### [Required work]
Some lines in the listing below may include the string "applications". How many are there? Give only the number.

[Saved entries]
## START

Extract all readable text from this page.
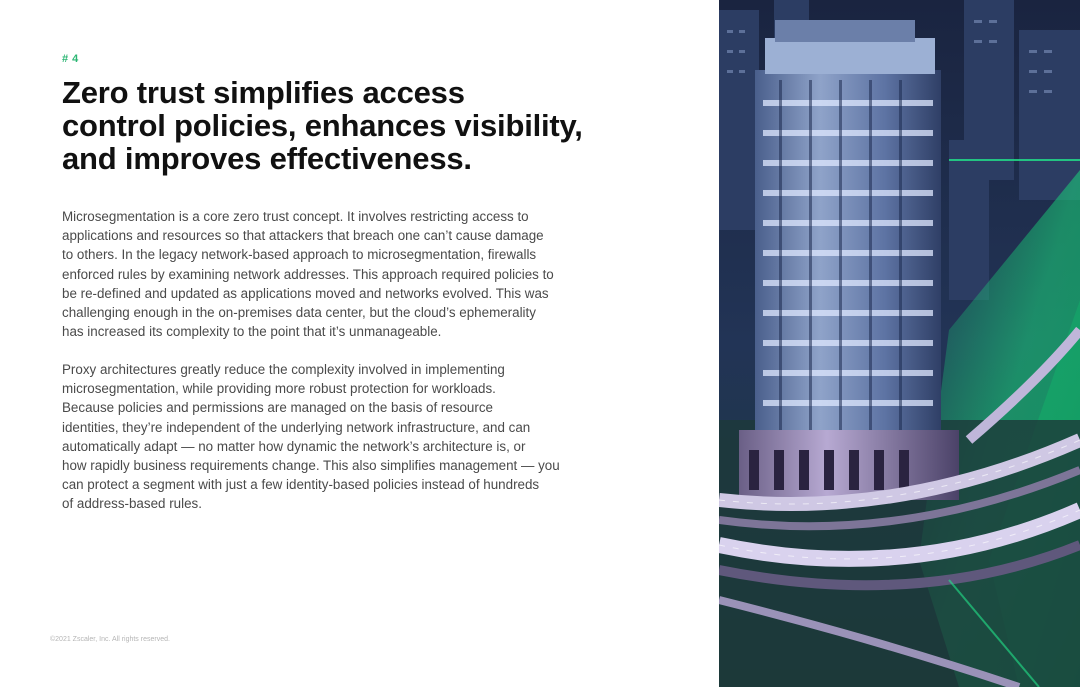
# 4
Zero trust simplifies access
control policies, enhances visibility,
and improves effectiveness.

Microsegmentation is a core zero trust concept. It involves restricting access to
applications and resources so that attackers that breach one can’t cause damage
to others. In the legacy network-based approach to microsegmentation, firewalls
enforced rules by examining network addresses. This approach required policies to
be re-defined and updated as applications moved and networks evolved. This was
challenging enough in the on-premises data center, but the cloud’s ephemerality
has increased its complexity to the point that it’s unmanageable.

Proxy architectures greatly reduce the complexity involved in implementing
microsegmentation, while providing more robust protection for workloads.
Because policies and permissions are managed on the basis of resource
identities, they’re independent of the underlying network infrastructure, and can
automatically adapt — no matter how dynamic the network’s architecture is, or
how rapidly business requirements change. This also simplifies management — you
can protect a segment with just a few identity-based policies instead of hundreds
of address-based rules.

©2021 Zscaler, Inc. All rights reserved.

## END

### [Written answer]
2